— What you are asked to do —
Search the data below for "kesehatan"; list each line that holds it.

— Dataset rows —
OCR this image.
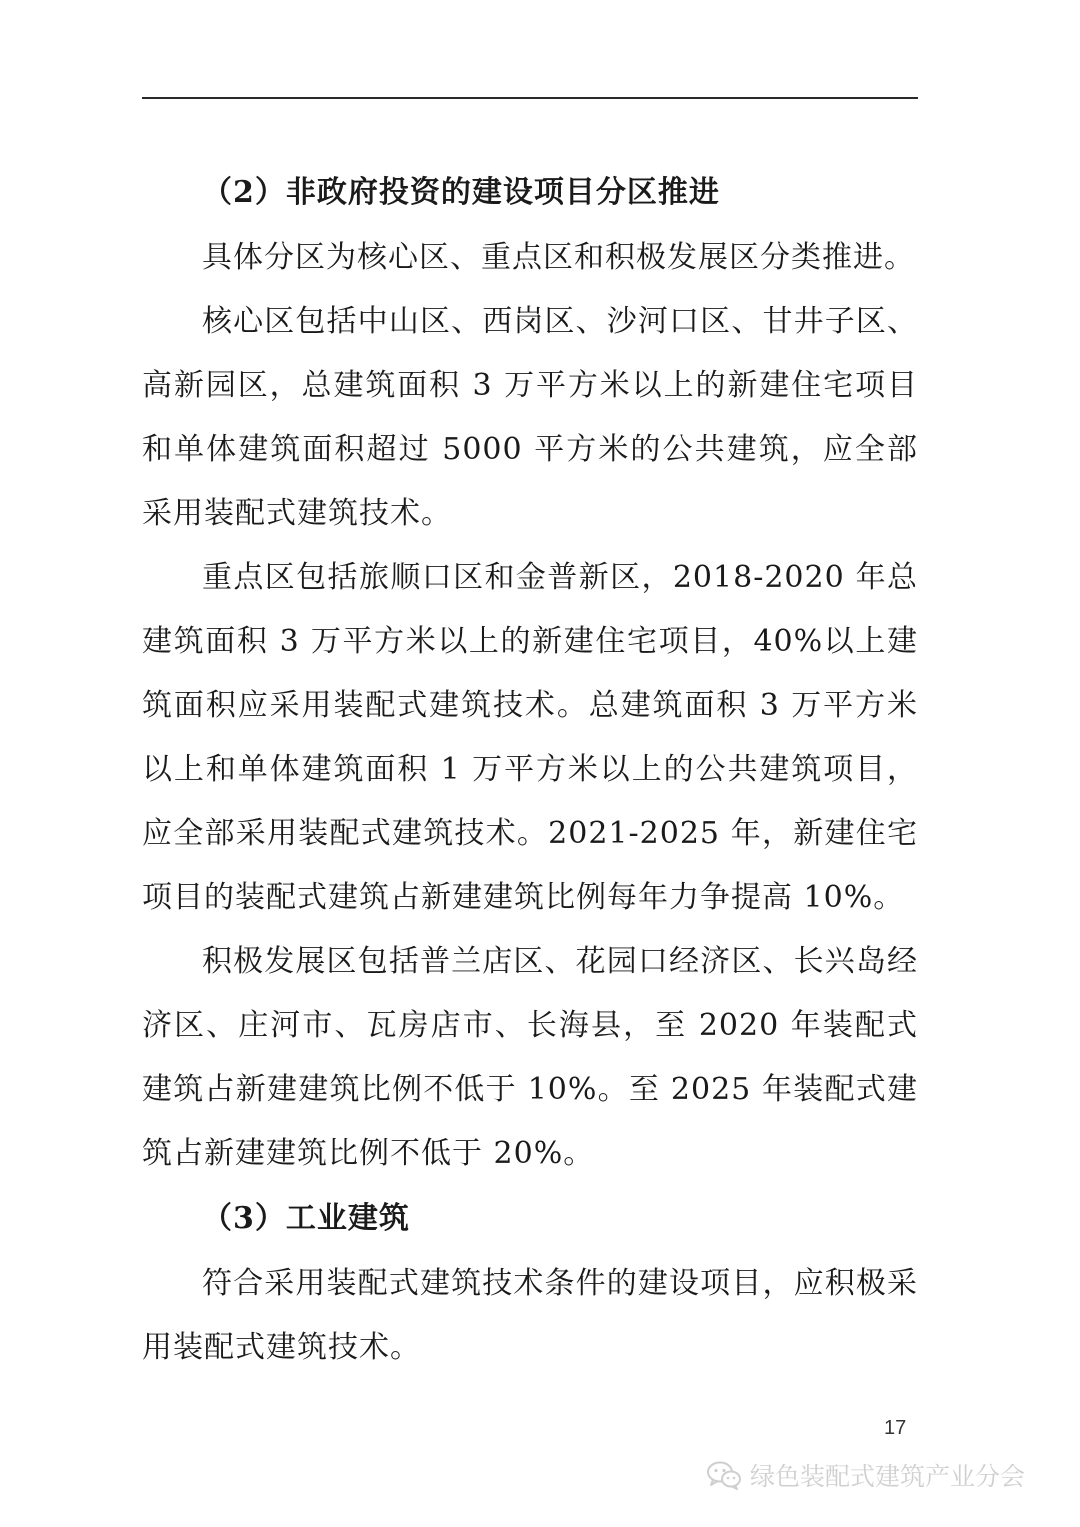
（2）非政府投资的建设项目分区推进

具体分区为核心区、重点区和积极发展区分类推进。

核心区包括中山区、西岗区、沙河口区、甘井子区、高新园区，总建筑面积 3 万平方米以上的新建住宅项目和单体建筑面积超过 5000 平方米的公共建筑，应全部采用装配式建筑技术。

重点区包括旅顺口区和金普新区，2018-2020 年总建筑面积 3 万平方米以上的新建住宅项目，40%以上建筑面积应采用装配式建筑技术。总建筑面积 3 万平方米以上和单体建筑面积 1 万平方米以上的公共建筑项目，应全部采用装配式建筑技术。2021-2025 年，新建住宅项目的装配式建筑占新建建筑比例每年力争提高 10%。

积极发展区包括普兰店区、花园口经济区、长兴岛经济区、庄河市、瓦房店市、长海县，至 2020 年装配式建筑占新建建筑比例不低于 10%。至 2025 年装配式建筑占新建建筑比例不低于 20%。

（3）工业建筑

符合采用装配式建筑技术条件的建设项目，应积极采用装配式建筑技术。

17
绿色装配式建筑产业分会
...
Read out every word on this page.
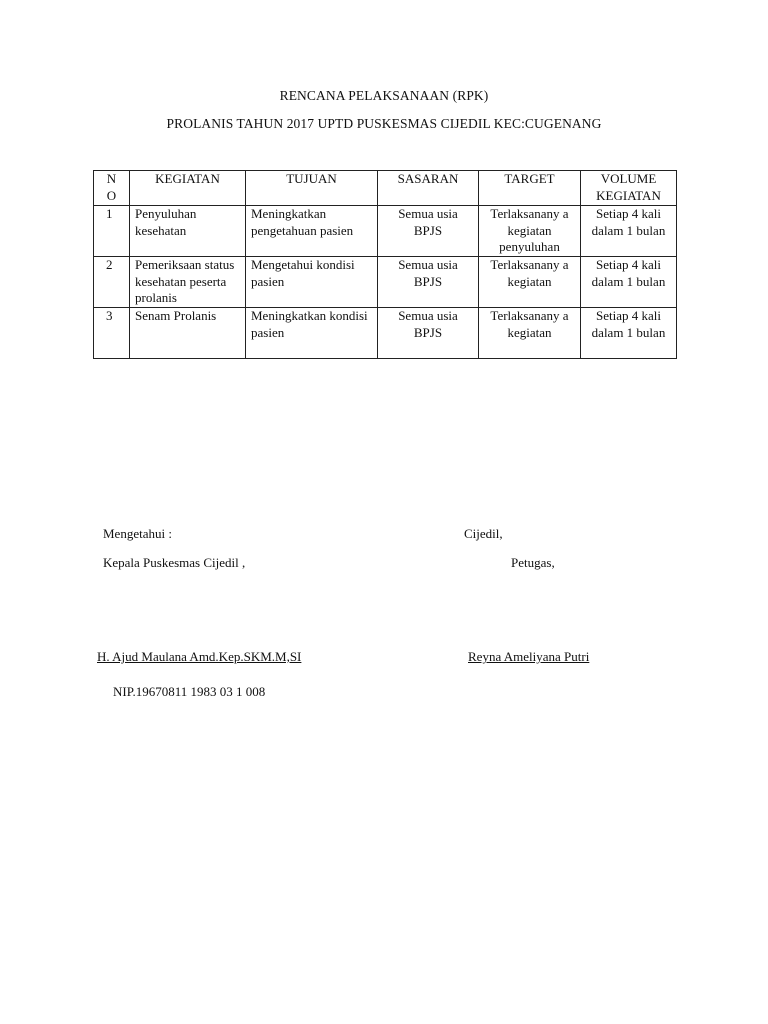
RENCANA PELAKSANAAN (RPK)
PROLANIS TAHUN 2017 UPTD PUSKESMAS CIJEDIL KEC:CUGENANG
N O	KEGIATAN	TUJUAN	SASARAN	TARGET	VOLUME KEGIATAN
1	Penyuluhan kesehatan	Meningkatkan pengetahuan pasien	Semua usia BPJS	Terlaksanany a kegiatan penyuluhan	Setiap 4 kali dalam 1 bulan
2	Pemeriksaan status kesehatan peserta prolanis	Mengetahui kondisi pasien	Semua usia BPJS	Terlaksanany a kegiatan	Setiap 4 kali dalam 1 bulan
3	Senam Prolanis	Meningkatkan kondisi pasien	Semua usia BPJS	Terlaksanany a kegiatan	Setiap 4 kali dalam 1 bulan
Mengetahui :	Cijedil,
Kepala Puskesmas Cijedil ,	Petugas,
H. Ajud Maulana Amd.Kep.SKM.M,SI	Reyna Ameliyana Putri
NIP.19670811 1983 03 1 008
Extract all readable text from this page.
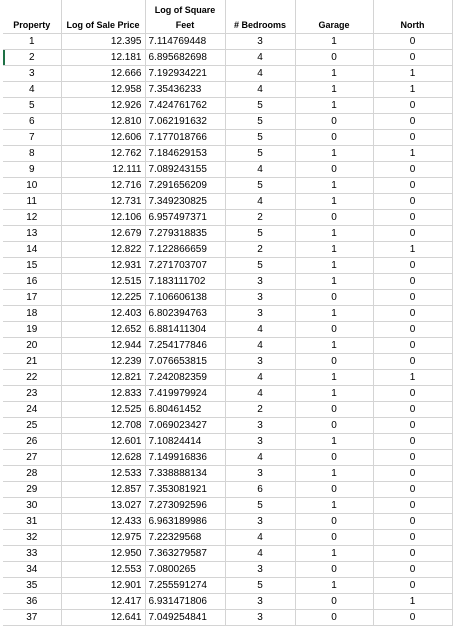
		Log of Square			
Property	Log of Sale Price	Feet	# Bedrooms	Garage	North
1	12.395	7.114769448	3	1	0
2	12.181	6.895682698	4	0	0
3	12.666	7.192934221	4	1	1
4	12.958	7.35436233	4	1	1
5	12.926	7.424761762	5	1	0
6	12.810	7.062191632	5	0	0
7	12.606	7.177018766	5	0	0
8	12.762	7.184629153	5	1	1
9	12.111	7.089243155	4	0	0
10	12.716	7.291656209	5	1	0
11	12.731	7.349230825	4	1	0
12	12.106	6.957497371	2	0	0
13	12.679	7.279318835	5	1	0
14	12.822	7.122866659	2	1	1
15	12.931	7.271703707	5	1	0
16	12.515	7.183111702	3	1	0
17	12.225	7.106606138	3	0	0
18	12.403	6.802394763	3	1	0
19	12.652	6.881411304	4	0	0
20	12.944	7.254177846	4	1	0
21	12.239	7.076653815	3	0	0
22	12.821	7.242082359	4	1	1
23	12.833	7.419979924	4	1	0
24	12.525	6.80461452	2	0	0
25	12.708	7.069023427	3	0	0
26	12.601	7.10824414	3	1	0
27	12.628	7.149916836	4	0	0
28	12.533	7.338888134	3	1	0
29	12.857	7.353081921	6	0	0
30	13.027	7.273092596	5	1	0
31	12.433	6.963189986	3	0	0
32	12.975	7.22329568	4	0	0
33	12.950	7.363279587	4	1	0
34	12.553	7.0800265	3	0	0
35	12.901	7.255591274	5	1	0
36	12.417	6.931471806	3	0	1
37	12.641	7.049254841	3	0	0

— Response —
1	Penyuluhan kesehatan	Meningkatkan pengetahuan pasien	Semua usia BPJS	Terlaksanany a kegiatan penyuluhan	Setiap 4 kali dalam 1 bulan
2	Pemeriksaan status kesehatan peserta prolanis	Mengetahui kondisi pasien	Semua usia BPJS	Terlaksanany a kegiatan	Setiap 4 kali dalam 1 bulan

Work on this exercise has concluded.